Prompt. Extract all of the entries and give them again, word for word.

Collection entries
>>>>>

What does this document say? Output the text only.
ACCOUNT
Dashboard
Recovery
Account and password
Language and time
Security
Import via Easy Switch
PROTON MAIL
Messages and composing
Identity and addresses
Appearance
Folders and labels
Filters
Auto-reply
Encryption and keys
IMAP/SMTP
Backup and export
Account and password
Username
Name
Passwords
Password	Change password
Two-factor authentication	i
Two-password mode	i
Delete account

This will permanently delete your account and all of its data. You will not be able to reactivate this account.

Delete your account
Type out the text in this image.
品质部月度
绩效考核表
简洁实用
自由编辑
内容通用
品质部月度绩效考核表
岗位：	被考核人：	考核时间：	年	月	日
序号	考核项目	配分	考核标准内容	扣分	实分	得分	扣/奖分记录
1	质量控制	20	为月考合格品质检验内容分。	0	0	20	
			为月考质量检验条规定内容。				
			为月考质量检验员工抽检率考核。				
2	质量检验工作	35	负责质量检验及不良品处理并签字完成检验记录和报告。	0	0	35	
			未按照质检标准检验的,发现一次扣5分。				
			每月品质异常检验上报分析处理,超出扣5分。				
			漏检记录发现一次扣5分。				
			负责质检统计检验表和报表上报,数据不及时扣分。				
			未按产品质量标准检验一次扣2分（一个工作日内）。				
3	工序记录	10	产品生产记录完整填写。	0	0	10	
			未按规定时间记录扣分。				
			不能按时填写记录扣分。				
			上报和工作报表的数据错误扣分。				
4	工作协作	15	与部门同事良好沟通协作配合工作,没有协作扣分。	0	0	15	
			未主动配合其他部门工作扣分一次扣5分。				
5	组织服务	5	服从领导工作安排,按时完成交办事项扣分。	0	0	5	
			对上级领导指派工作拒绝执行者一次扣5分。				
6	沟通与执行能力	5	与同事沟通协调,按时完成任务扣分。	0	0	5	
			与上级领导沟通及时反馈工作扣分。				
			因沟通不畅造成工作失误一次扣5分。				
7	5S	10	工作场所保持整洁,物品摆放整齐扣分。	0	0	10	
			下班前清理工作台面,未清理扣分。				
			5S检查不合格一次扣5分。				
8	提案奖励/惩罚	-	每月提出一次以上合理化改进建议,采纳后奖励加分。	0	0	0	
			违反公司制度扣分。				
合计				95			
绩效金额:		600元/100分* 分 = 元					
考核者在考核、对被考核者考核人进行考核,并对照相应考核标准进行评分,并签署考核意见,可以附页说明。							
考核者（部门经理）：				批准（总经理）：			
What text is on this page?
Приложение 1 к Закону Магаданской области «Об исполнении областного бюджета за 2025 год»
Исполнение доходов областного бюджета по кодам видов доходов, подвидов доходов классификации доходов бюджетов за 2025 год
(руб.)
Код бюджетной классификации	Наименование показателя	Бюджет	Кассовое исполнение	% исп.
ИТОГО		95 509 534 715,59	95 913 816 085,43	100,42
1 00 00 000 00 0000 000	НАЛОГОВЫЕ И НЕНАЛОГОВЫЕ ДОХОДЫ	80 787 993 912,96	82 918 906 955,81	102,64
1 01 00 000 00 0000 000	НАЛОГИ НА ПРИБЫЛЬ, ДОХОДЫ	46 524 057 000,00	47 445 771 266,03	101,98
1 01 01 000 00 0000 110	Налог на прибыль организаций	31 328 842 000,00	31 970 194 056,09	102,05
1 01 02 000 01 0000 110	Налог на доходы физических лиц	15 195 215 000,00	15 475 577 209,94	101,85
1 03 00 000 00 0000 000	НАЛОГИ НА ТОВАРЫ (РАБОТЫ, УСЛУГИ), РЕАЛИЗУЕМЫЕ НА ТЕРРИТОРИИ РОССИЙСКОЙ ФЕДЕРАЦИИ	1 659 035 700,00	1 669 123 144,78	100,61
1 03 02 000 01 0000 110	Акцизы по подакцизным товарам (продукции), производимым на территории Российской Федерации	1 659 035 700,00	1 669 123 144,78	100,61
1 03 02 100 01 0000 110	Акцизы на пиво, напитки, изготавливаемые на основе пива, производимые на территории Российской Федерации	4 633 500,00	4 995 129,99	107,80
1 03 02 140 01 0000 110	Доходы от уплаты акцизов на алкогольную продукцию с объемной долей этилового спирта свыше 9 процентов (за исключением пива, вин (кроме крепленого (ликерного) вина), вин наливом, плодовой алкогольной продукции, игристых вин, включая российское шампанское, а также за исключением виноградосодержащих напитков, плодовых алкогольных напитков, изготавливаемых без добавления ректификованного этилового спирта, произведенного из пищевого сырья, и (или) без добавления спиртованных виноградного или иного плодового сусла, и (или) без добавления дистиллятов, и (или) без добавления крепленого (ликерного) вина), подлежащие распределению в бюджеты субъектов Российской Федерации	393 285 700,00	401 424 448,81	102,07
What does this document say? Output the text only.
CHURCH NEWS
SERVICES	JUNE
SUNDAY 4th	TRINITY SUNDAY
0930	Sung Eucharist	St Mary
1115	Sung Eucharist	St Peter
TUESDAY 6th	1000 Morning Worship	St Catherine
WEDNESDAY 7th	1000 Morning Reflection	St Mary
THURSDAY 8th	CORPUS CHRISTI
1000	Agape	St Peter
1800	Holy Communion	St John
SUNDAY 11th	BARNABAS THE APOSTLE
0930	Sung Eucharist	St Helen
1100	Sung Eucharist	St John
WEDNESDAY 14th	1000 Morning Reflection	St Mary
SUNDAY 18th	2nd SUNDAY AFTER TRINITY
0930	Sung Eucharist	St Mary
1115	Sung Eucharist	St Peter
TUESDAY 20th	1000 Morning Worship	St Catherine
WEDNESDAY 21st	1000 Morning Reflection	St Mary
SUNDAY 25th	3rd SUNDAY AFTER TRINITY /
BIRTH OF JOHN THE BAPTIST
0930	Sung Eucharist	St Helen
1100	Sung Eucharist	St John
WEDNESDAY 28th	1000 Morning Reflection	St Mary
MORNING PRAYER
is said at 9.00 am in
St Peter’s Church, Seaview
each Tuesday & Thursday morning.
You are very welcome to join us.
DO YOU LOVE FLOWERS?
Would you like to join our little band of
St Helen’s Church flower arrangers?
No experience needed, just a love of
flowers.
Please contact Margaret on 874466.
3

<<<<<

Response below.
What does this document say? Output the text only.
ACCOUNT
Dashboard
Recovery
Account and password
Language and time
Security
Import via Easy Switch
PROTON MAIL
Messages and composing
Identity and addresses
Appearance
Folders and labels
Filters
Auto-reply
Encryption and keys
IMAP/SMTP
Backup and export
Account and password
Username
Name
Passwords
Password	Change password
Two-factor authentication	i
Two-password mode	i
Delete account

This will permanently delete your account and all of its data. You will not be able to reactivate this account.

Delete your account
Type out the text in this image.
品质部月度
绩效考核表
简洁实用
自由编辑
内容通用
品质部月度绩效考核表
岗位：	被考核人：	考核时间：	年	月	日
序号	考核项目	配分	考核标准内容	扣分	实分	得分	扣/奖分记录
1	质量控制	20	为月考合格品质检验内容分。	0	0	20	
			为月考质量检验条规定内容。				
			为月考质量检验员工抽检率考核。				
2	质量检验工作	35	负责质量检验及不良品处理并签字完成检验记录和报告。	0	0	35	
			未按照质检标准检验的,发现一次扣5分。				
			每月品质异常检验上报分析处理,超出扣5分。				
			漏检记录发现一次扣5分。				
			负责质检统计检验表和报表上报,数据不及时扣分。				
			未按产品质量标准检验一次扣2分（一个工作日内）。				
3	工序记录	10	产品生产记录完整填写。	0	0	10	
			未按规定时间记录扣分。				
			不能按时填写记录扣分。				
			上报和工作报表的数据错误扣分。				
4	工作协作	15	与部门同事良好沟通协作配合工作,没有协作扣分。	0	0	15	
			未主动配合其他部门工作扣分一次扣5分。				
5	组织服务	5	服从领导工作安排,按时完成交办事项扣分。	0	0	5	
			对上级领导指派工作拒绝执行者一次扣5分。				
6	沟通与执行能力	5	与同事沟通协调,按时完成任务扣分。	0	0	5	
			与上级领导沟通及时反馈工作扣分。				
			因沟通不畅造成工作失误一次扣5分。				
7	5S	10	工作场所保持整洁,物品摆放整齐扣分。	0	0	10	
			下班前清理工作台面,未清理扣分。				
			5S检查不合格一次扣5分。				
8	提案奖励/惩罚	-	每月提出一次以上合理化改进建议,采纳后奖励加分。	0	0	0	
			违反公司制度扣分。				
合计				95			
绩效金额:		600元/100分* 分 = 元					
考核者在考核、对被考核者考核人进行考核,并对照相应考核标准进行评分,并签署考核意见,可以附页说明。							
考核者（部门经理）：				批准（总经理）：			
What text is on this page?
Приложение 1 к Закону Магаданской области «Об исполнении областного бюджета за 2025 год»
Исполнение доходов областного бюджета по кодам видов доходов, подвидов доходов классификации доходов бюджетов за 2025 год
(руб.)
Код бюджетной классификации	Наименование показателя	Бюджет	Кассовое исполнение	% исп.
ИТОГО		95 509 534 715,59	95 913 816 085,43	100,42
1 00 00 000 00 0000 000	НАЛОГОВЫЕ И НЕНАЛОГОВЫЕ ДОХОДЫ	80 787 993 912,96	82 918 906 955,81	102,64
1 01 00 000 00 0000 000	НАЛОГИ НА ПРИБЫЛЬ, ДОХОДЫ	46 524 057 000,00	47 445 771 266,03	101,98
1 01 01 000 00 0000 110	Налог на прибыль организаций	31 328 842 000,00	31 970 194 056,09	102,05
1 01 02 000 01 0000 110	Налог на доходы физических лиц	15 195 215 000,00	15 475 577 209,94	101,85
1 03 00 000 00 0000 000	НАЛОГИ НА ТОВАРЫ (РАБОТЫ, УСЛУГИ), РЕАЛИЗУЕМЫЕ НА ТЕРРИТОРИИ РОССИЙСКОЙ ФЕДЕРАЦИИ	1 659 035 700,00	1 669 123 144,78	100,61
1 03 02 000 01 0000 110	Акцизы по подакцизным товарам (продукции), производимым на территории Российской Федерации	1 659 035 700,00	1 669 123 144,78	100,61
1 03 02 100 01 0000 110	Акцизы на пиво, напитки, изготавливаемые на основе пива, производимые на территории Российской Федерации	4 633 500,00	4 995 129,99	107,80
1 03 02 140 01 0000 110	Доходы от уплаты акцизов на алкогольную продукцию с объемной долей этилового спирта свыше 9 процентов (за исключением пива, вин (кроме крепленого (ликерного) вина), вин наливом, плодовой алкогольной продукции, игристых вин, включая российское шампанское, а также за исключением виноградосодержащих напитков, плодовых алкогольных напитков, изготавливаемых без добавления ректификованного этилового спирта, произведенного из пищевого сырья, и (или) без добавления спиртованных виноградного или иного плодового сусла, и (или) без добавления дистиллятов, и (или) без добавления крепленого (ликерного) вина), подлежащие распределению в бюджеты субъектов Российской Федерации	393 285 700,00	401 424 448,81	102,07
What does this document say? Output the text only.
CHURCH NEWS
SERVICES	JUNE
SUNDAY 4th	TRINITY SUNDAY
0930	Sung Eucharist	St Mary
1115	Sung Eucharist	St Peter
TUESDAY 6th	1000 Morning Worship	St Catherine
WEDNESDAY 7th	1000 Morning Reflection	St Mary
THURSDAY 8th	CORPUS CHRISTI
1000	Agape	St Peter
1800	Holy Communion	St John
SUNDAY 11th	BARNABAS THE APOSTLE
0930	Sung Eucharist	St Helen
1100	Sung Eucharist	St John
WEDNESDAY 14th	1000 Morning Reflection	St Mary
SUNDAY 18th	2nd SUNDAY AFTER TRINITY
0930	Sung Eucharist	St Mary
1115	Sung Eucharist	St Peter
TUESDAY 20th	1000 Morning Worship	St Catherine
WEDNESDAY 21st	1000 Morning Reflection	St Mary
SUNDAY 25th	3rd SUNDAY AFTER TRINITY /
BIRTH OF JOHN THE BAPTIST
0930	Sung Eucharist	St Helen
1100	Sung Eucharist	St John
WEDNESDAY 28th	1000 Morning Reflection	St Mary
MORNING PRAYER
is said at 9.00 am in
St Peter’s Church, Seaview
each Tuesday & Thursday morning.
You are very welcome to join us.
DO YOU LOVE FLOWERS?
Would you like to join our little band of
St Helen’s Church flower arrangers?
No experience needed, just a love of
flowers.
Please contact Margaret on 874466.
3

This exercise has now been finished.